Every entry below should be printed exactly, without its images.

◆ PROVIDED ENTRIES
------

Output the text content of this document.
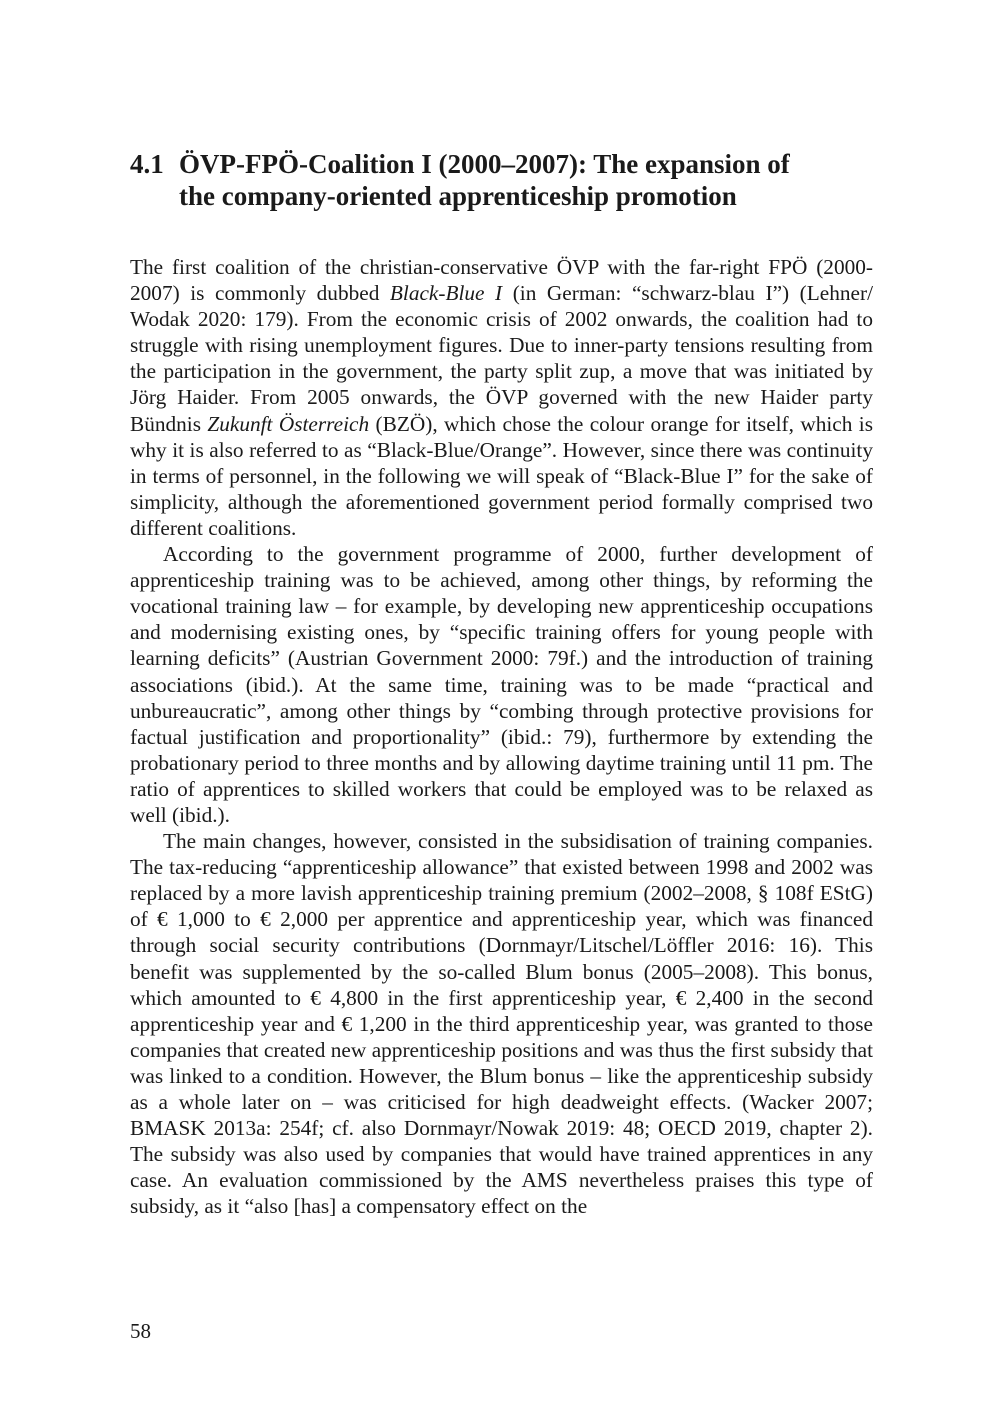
4.1 ÖVP-FPÖ-Coalition I (2000–2007): The expansion of
the company-oriented apprenticeship promotion

The first coalition of the christian-conservative ÖVP with the far-right FPÖ (2000-2007) is commonly dubbed Black-Blue I (in German: “schwarz-blau I”) (Lehner/ Wodak 2020: 179). From the economic crisis of 2002 onwards, the coalition had to struggle with rising unemployment figures. Due to inner-party tensions resulting from the participation in the government, the party split zup, a move that was initiated by Jörg Haider. From 2005 onwards, the ÖVP governed with the new Haider party Bündnis Zukunft Österreich (BZÖ), which chose the colour orange for itself, which is why it is also referred to as “Black-Blue/Orange”. However, since there was continuity in terms of personnel, in the following we will speak of “Black-Blue I” for the sake of simplicity, although the aforementioned government period formally comprised two different coalitions.

According to the government programme of 2000, further development of apprenticeship training was to be achieved, among other things, by reforming the vocational training law – for example, by developing new apprenticeship occupations and modernising existing ones, by “specific training offers for young people with learning deficits” (Austrian Government 2000: 79f.) and the introduction of training associations (ibid.). At the same time, training was to be made “practical and unbureaucratic”, among other things by “combing through protective provisions for factual justification and proportionality” (ibid.: 79), furthermore by extending the probationary period to three months and by allowing daytime training until 11 pm. The ratio of apprentices to skilled workers that could be employed was to be relaxed as well (ibid.).

The main changes, however, consisted in the subsidisation of training companies. The tax-reducing “apprenticeship allowance” that existed between 1998 and 2002 was replaced by a more lavish apprenticeship training premium (2002–2008, § 108f EStG) of € 1,000 to € 2,000 per apprentice and apprenticeship year, which was financed through social security contributions (Dornmayr/Litschel/Löffler 2016: 16). This benefit was supplemented by the so-called Blum bonus (2005–2008). This bonus, which amounted to € 4,800 in the first apprenticeship year, € 2,400 in the second apprenticeship year and € 1,200 in the third apprenticeship year, was granted to those companies that created new apprenticeship positions and was thus the first subsidy that was linked to a condition. However, the Blum bonus – like the apprenticeship subsidy as a whole later on – was criticised for high deadweight effects. (Wacker 2007; BMASK 2013a: 254f; cf. also Dornmayr/Nowak 2019: 48; OECD 2019, chapter 2). The subsidy was also used by companies that would have trained apprentices in any case. An evaluation commissioned by the AMS nevertheless praises this type of subsidy, as it “also [has] a compensatory effect on the

58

------

◆ SOLVED PROBLEM
Output the text content of this document.
4.1 ÖVP-FPÖ-Coalition I (2000–2007): The expansion of
the company-oriented apprenticeship promotion

The first coalition of the christian-conservative ÖVP with the far-right FPÖ (2000-2007) is commonly dubbed Black-Blue I (in German: “schwarz-blau I”) (Lehner/ Wodak 2020: 179). From the economic crisis of 2002 onwards, the coalition had to struggle with rising unemployment figures. Due to inner-party tensions resulting from the participation in the government, the party split zup, a move that was initiated by Jörg Haider. From 2005 onwards, the ÖVP governed with the new Haider party Bündnis Zukunft Österreich (BZÖ), which chose the colour orange for itself, which is why it is also referred to as “Black-Blue/Orange”. However, since there was continuity in terms of personnel, in the following we will speak of “Black-Blue I” for the sake of simplicity, although the aforementioned government period formally comprised two different coalitions.

According to the government programme of 2000, further development of apprenticeship training was to be achieved, among other things, by reforming the vocational training law – for example, by developing new apprenticeship occupations and modernising existing ones, by “specific training offers for young people with learning deficits” (Austrian Government 2000: 79f.) and the introduction of training associations (ibid.). At the same time, training was to be made “practical and unbureaucratic”, among other things by “combing through protective provisions for factual justification and proportionality” (ibid.: 79), furthermore by extending the probationary period to three months and by allowing daytime training until 11 pm. The ratio of apprentices to skilled workers that could be employed was to be relaxed as well (ibid.).

The main changes, however, consisted in the subsidisation of training companies. The tax-reducing “apprenticeship allowance” that existed between 1998 and 2002 was replaced by a more lavish apprenticeship training premium (2002–2008, § 108f EStG) of € 1,000 to € 2,000 per apprentice and apprenticeship year, which was financed through social security contributions (Dornmayr/Litschel/Löffler 2016: 16). This benefit was supplemented by the so-called Blum bonus (2005–2008). This bonus, which amounted to € 4,800 in the first apprenticeship year, € 2,400 in the second apprenticeship year and € 1,200 in the third apprenticeship year, was granted to those companies that created new apprenticeship positions and was thus the first subsidy that was linked to a condition. However, the Blum bonus – like the apprenticeship subsidy as a whole later on – was criticised for high deadweight effects. (Wacker 2007; BMASK 2013a: 254f; cf. also Dornmayr/Nowak 2019: 48; OECD 2019, chapter 2). The subsidy was also used by companies that would have trained apprentices in any case. An evaluation commissioned by the AMS nevertheless praises this type of subsidy, as it “also [has] a compensatory effect on the

58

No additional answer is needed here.